## Exercise prompt:
Find how many lines hold the word "lectus". Give only the number.

## Entries shown:
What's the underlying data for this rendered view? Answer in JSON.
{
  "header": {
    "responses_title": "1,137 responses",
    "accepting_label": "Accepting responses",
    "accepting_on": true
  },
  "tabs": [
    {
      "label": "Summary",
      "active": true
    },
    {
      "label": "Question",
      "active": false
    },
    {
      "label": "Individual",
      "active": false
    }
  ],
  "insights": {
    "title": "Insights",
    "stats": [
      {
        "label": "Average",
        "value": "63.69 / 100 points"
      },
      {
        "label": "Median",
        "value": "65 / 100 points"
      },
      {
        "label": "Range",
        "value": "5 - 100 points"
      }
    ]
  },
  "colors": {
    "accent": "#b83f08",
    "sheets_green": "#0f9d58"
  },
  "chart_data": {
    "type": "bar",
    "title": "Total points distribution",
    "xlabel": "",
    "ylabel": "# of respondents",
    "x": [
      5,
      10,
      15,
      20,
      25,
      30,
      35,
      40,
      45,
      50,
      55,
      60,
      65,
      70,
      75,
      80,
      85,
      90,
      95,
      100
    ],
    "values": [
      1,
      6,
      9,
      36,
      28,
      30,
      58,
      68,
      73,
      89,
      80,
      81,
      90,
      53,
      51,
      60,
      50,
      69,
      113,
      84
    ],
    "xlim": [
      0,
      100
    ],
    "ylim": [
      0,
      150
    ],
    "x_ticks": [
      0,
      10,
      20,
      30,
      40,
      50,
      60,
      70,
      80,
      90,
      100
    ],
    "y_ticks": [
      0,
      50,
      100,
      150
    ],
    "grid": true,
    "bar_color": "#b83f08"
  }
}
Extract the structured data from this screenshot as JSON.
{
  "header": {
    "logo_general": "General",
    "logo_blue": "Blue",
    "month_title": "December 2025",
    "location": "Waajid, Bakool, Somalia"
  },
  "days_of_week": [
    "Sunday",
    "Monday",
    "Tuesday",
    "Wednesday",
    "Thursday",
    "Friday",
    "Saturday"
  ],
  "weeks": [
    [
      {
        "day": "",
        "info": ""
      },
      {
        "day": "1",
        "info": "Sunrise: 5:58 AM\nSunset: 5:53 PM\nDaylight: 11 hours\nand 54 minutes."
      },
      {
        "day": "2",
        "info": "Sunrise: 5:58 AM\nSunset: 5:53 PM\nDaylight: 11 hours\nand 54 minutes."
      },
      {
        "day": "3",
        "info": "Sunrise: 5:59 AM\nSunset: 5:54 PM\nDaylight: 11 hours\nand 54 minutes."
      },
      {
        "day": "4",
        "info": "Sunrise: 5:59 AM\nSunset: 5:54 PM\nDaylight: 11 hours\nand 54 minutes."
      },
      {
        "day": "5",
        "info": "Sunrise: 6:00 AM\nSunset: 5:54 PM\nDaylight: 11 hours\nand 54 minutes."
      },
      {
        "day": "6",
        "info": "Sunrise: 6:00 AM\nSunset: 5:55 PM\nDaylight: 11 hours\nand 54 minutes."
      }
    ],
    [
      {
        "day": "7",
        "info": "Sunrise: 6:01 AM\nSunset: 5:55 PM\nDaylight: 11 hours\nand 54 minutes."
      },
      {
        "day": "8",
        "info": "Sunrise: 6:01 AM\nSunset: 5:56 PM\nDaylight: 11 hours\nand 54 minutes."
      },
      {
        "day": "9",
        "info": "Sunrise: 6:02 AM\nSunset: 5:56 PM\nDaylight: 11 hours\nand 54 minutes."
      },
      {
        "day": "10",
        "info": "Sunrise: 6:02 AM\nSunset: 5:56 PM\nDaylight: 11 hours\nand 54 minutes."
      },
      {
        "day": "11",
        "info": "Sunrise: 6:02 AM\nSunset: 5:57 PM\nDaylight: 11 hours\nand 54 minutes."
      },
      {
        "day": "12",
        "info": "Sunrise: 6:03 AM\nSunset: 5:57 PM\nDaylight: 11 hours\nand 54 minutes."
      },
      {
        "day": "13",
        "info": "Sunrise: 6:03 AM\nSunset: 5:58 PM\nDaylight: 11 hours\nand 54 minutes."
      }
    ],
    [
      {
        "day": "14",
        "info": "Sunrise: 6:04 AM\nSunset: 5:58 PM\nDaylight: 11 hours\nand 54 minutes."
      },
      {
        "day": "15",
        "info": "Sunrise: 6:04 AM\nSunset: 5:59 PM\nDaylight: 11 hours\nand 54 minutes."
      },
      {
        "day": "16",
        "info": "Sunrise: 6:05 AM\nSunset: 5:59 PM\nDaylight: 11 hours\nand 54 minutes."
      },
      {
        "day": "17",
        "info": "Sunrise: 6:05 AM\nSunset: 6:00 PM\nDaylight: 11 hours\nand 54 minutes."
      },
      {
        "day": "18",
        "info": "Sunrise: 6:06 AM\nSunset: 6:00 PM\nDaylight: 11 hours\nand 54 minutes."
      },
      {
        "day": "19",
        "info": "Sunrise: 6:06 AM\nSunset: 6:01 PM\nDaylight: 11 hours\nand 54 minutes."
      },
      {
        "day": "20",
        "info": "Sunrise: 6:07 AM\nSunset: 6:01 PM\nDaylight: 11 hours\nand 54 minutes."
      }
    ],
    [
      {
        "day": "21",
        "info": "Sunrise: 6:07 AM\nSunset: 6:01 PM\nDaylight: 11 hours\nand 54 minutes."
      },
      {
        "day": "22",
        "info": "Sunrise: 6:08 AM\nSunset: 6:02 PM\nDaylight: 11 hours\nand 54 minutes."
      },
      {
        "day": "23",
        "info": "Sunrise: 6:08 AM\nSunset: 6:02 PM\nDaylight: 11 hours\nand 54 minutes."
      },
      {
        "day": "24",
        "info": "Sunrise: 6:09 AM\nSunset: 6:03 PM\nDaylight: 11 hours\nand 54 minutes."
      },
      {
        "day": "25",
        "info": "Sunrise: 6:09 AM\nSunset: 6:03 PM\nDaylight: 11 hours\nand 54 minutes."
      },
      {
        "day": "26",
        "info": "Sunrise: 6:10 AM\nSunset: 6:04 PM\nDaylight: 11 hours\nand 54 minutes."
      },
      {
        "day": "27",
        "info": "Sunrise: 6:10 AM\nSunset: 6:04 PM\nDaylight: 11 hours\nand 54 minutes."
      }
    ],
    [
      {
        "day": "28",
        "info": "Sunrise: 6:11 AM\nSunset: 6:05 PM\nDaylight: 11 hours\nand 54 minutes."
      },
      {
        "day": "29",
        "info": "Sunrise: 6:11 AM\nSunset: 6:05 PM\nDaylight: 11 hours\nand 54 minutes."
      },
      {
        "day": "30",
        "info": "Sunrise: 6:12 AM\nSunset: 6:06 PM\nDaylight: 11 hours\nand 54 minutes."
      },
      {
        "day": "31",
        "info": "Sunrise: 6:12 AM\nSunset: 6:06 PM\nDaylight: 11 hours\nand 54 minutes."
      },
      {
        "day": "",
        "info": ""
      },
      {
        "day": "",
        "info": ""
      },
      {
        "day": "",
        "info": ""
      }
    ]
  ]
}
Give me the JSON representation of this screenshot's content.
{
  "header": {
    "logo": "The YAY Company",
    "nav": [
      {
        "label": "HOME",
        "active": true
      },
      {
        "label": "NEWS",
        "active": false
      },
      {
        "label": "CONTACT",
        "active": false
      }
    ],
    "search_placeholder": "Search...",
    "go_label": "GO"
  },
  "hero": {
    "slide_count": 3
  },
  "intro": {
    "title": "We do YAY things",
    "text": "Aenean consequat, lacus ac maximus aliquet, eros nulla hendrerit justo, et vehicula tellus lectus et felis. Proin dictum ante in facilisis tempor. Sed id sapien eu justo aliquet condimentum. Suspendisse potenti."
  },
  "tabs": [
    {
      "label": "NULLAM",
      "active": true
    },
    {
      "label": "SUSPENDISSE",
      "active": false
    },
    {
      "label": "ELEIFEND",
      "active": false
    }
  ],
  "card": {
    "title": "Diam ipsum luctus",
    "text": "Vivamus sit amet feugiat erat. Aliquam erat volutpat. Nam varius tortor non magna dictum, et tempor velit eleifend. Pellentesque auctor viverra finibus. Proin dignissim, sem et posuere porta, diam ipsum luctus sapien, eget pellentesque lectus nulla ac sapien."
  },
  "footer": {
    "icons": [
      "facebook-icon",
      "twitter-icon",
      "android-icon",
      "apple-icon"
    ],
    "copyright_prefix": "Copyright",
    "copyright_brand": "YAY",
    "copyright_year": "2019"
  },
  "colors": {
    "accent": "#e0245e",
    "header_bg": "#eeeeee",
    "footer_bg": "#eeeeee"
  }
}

## Correct output:
2